- _Work to be completed_:
How many lines hold the string "label"? Reply with the number alone.
── The input ──
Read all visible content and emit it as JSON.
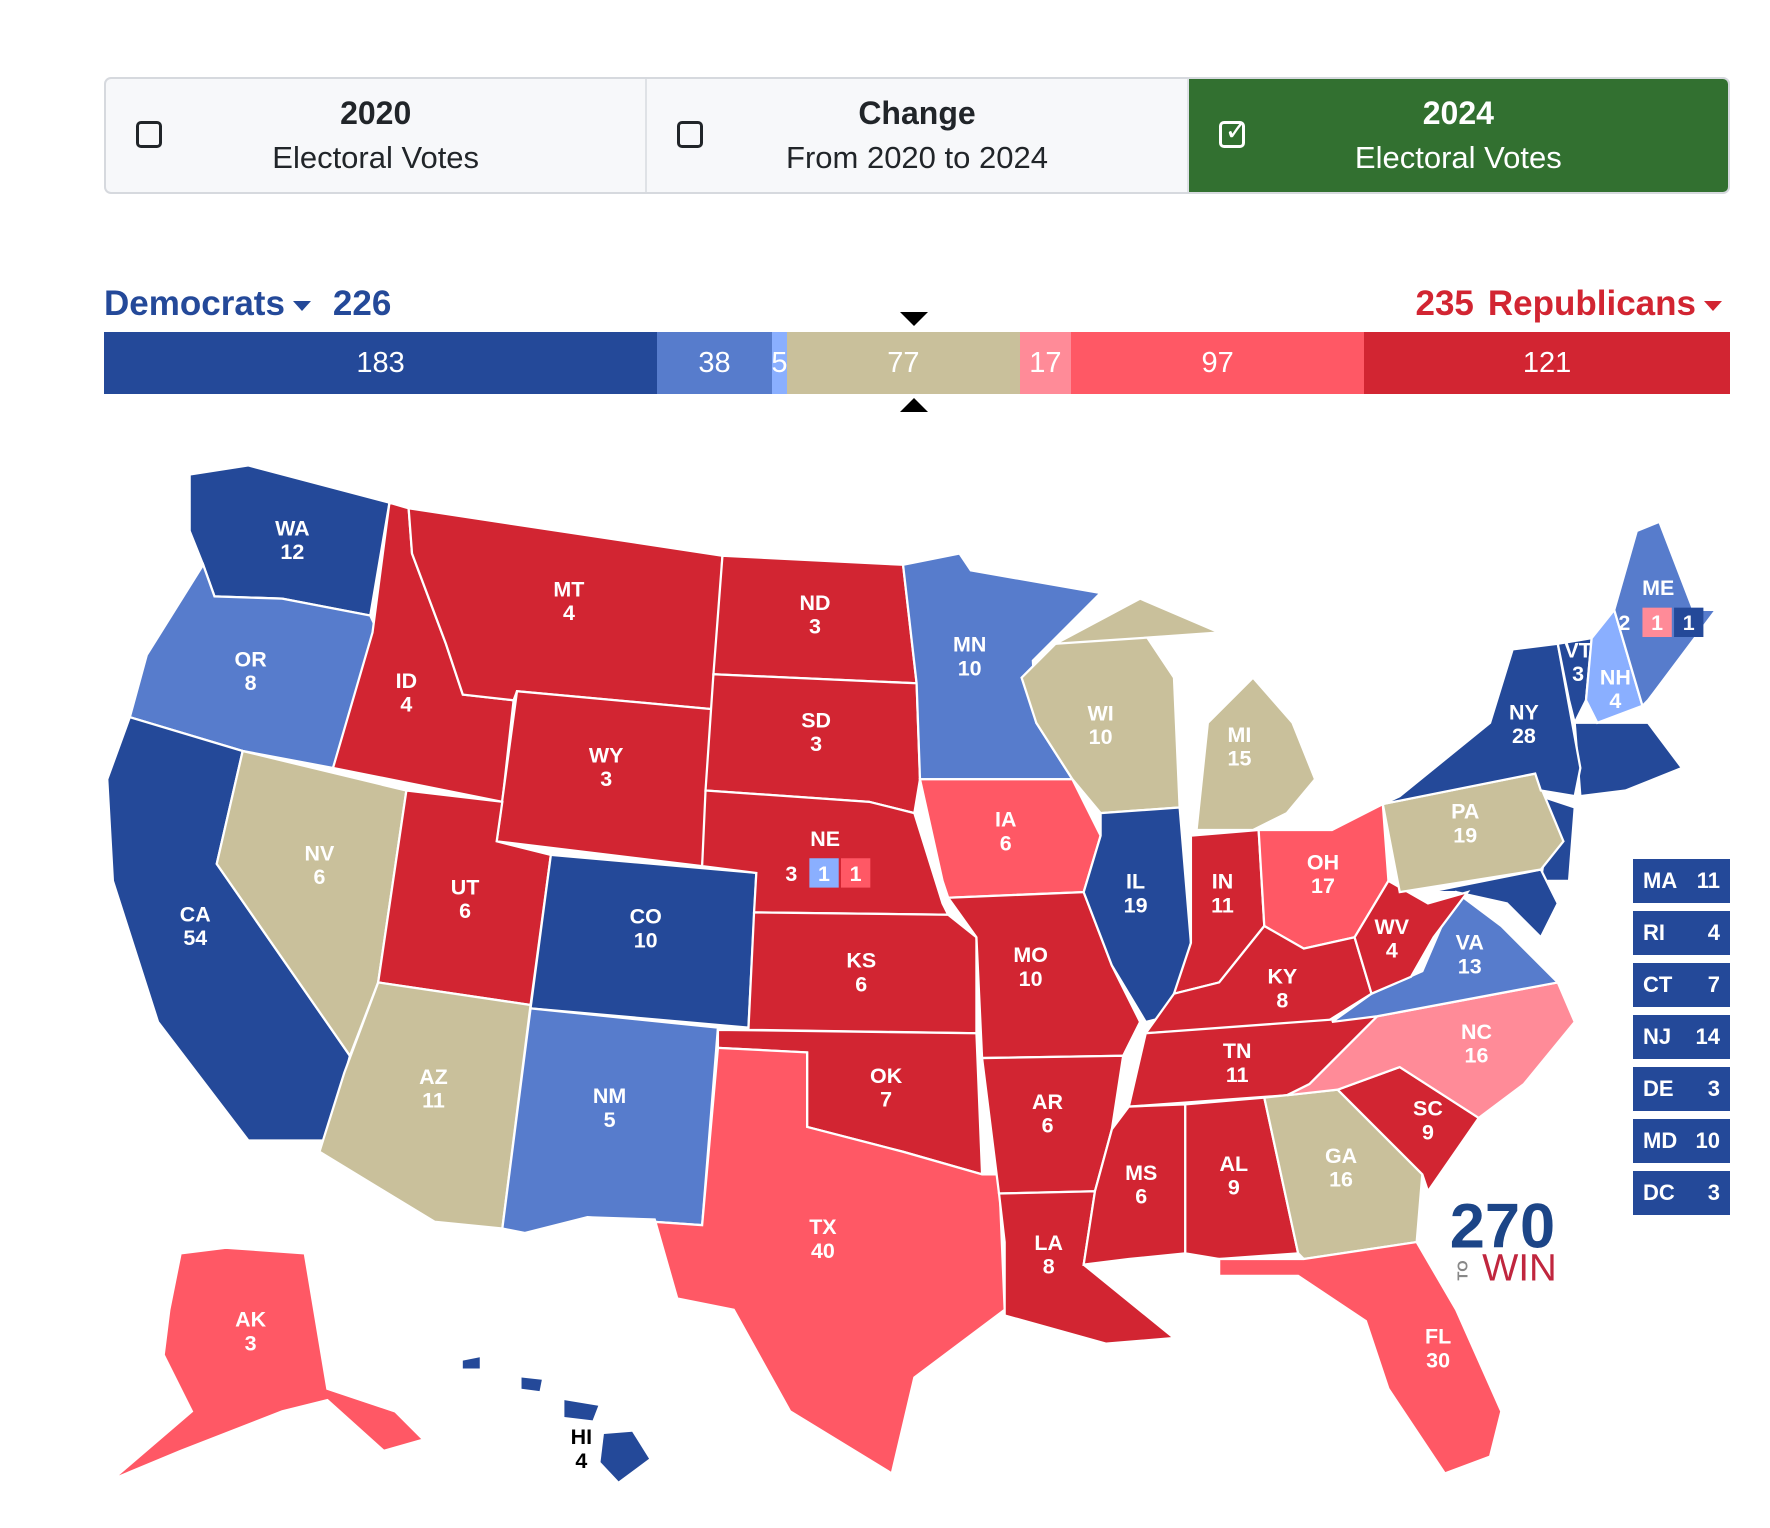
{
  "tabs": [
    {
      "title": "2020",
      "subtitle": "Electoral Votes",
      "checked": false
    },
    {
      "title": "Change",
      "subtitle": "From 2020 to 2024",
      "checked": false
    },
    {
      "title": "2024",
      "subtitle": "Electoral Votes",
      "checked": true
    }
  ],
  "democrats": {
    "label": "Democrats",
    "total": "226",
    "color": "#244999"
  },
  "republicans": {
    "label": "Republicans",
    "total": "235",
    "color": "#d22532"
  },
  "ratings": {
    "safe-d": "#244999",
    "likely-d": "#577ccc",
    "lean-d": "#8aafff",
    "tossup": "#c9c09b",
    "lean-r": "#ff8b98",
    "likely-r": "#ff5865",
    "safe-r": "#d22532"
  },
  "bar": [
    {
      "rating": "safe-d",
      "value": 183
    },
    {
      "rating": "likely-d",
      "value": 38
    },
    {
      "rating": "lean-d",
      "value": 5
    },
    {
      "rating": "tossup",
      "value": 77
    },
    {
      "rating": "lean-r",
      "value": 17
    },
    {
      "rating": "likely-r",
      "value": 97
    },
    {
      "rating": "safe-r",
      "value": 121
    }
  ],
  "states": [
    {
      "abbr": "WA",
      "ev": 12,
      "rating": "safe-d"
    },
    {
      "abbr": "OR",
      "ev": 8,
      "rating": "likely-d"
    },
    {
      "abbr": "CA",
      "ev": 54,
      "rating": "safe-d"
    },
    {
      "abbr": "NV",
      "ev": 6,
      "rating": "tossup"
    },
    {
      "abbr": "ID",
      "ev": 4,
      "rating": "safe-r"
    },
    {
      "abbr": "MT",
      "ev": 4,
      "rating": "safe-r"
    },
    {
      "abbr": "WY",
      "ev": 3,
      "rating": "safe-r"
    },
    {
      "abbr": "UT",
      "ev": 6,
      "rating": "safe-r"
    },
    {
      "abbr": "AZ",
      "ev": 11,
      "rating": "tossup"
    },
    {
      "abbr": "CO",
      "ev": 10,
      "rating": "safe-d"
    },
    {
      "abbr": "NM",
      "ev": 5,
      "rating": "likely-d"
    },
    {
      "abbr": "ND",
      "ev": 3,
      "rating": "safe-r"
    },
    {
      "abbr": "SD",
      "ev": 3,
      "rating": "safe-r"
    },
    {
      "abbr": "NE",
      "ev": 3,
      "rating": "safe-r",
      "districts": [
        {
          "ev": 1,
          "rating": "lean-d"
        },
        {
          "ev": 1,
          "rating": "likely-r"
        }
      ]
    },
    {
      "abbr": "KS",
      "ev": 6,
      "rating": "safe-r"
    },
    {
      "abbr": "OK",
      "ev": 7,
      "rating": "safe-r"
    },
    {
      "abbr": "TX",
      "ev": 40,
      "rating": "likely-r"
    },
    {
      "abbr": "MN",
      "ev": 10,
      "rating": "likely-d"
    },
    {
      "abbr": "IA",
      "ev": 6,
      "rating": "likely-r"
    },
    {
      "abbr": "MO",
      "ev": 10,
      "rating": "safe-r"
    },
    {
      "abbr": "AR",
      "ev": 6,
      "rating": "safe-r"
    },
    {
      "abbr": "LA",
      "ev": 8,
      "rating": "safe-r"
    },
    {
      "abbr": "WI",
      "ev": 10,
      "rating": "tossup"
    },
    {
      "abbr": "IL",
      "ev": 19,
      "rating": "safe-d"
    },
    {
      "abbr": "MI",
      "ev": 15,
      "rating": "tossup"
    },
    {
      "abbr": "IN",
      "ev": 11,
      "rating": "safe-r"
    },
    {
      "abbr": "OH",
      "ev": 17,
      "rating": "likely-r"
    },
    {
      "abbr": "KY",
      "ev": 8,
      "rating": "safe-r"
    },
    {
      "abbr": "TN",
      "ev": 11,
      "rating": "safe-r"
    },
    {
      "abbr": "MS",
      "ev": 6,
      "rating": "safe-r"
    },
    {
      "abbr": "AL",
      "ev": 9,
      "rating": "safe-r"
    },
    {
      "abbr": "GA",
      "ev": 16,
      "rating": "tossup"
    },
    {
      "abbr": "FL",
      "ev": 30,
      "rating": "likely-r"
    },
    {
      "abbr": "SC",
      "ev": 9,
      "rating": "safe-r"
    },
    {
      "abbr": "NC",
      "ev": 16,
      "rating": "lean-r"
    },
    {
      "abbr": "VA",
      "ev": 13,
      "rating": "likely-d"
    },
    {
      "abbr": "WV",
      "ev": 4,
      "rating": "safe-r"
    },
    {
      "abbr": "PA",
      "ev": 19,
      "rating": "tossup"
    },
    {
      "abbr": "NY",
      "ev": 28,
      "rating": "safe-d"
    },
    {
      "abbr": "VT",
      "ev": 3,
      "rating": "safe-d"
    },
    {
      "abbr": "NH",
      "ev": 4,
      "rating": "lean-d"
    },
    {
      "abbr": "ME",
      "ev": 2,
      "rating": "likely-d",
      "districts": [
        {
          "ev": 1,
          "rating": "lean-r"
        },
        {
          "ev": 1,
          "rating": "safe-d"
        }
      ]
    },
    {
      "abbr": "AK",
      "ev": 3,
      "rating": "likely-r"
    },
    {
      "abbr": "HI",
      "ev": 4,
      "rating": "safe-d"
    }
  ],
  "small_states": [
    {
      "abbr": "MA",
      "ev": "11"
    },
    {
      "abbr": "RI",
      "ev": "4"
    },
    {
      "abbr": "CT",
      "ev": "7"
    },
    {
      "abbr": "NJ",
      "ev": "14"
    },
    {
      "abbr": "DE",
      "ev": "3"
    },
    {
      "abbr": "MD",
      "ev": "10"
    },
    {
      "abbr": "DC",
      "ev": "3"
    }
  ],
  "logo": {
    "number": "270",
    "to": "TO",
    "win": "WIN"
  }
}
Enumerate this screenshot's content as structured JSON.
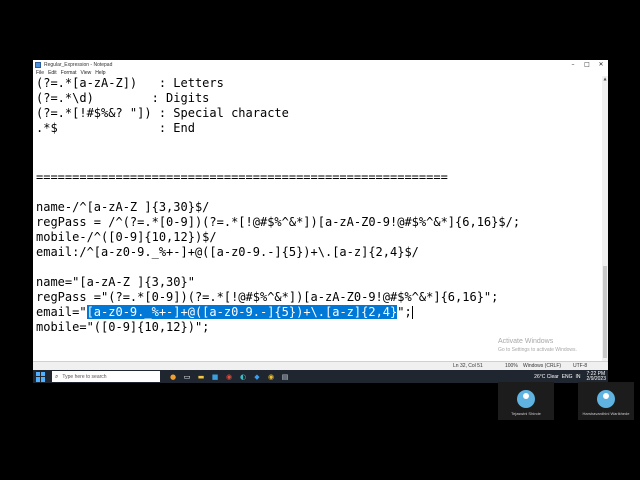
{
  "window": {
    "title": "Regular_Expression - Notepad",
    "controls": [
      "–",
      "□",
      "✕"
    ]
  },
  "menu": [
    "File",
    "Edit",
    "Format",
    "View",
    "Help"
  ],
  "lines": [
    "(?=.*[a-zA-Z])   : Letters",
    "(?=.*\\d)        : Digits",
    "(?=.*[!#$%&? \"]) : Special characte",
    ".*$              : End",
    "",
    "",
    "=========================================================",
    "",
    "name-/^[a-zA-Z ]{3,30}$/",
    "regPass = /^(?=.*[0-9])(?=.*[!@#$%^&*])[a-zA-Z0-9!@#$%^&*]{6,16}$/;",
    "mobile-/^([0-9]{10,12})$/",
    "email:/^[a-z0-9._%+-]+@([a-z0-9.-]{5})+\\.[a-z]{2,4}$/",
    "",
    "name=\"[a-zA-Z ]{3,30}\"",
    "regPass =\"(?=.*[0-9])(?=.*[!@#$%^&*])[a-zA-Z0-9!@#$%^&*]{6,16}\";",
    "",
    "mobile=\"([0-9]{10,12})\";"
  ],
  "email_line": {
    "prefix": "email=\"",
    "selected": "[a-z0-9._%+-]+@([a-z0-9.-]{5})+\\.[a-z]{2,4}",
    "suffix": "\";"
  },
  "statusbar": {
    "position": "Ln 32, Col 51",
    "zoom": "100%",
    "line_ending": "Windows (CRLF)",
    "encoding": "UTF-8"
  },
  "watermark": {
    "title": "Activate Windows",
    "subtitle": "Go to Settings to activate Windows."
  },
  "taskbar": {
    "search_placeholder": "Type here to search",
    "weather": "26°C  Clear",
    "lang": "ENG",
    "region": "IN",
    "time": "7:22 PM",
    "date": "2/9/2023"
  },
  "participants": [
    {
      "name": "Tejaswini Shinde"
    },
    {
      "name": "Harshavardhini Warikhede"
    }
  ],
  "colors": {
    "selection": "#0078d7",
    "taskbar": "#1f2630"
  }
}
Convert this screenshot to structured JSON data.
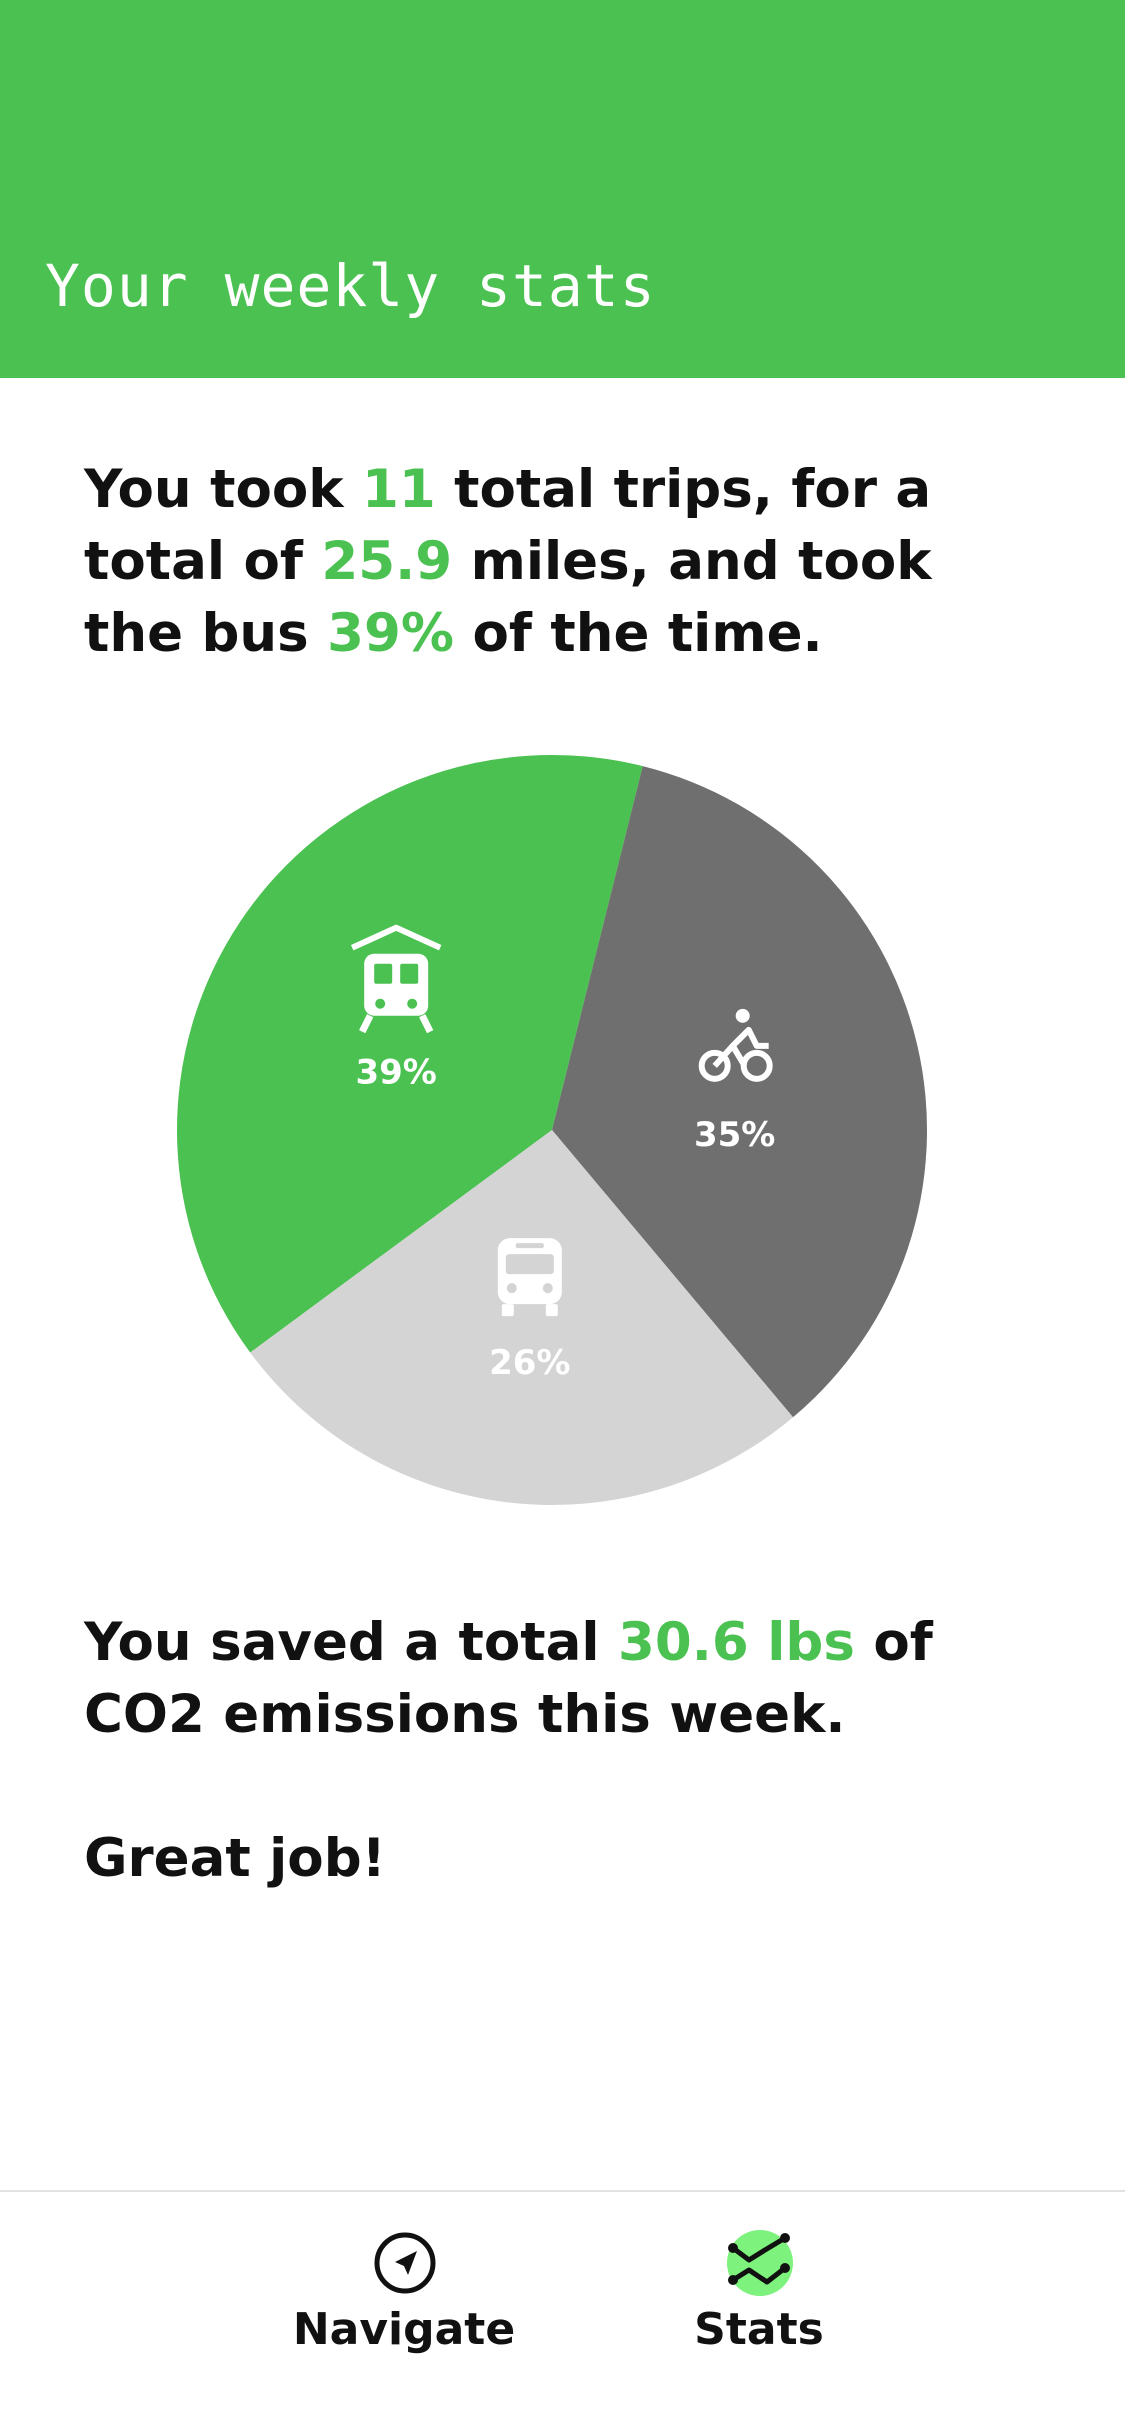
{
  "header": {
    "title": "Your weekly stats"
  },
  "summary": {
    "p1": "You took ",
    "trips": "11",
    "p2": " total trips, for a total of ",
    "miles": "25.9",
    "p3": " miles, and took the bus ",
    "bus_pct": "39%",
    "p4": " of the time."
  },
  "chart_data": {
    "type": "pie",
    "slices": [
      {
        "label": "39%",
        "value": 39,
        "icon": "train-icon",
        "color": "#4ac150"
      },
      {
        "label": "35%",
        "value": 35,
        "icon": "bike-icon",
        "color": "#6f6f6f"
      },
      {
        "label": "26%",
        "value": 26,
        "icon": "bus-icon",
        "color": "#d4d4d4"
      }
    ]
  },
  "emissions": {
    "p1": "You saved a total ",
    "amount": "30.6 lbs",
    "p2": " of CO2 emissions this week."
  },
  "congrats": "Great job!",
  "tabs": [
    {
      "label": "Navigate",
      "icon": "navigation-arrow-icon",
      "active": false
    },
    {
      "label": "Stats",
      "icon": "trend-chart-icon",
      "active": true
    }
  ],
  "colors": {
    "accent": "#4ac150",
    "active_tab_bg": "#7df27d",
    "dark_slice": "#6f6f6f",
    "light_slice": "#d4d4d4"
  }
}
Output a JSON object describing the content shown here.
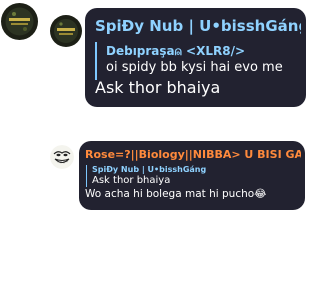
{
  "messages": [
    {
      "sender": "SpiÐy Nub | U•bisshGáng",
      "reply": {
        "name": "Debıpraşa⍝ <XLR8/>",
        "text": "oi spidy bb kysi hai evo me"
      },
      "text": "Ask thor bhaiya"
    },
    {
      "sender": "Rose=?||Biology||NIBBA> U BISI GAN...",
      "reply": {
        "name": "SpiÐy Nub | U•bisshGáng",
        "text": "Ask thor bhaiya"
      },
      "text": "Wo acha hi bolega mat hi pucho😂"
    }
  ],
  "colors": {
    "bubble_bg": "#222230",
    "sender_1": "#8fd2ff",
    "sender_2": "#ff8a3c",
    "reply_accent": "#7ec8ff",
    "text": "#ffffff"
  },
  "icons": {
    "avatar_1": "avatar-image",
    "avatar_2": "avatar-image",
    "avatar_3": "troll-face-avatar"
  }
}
───
- _Exercise response_:
7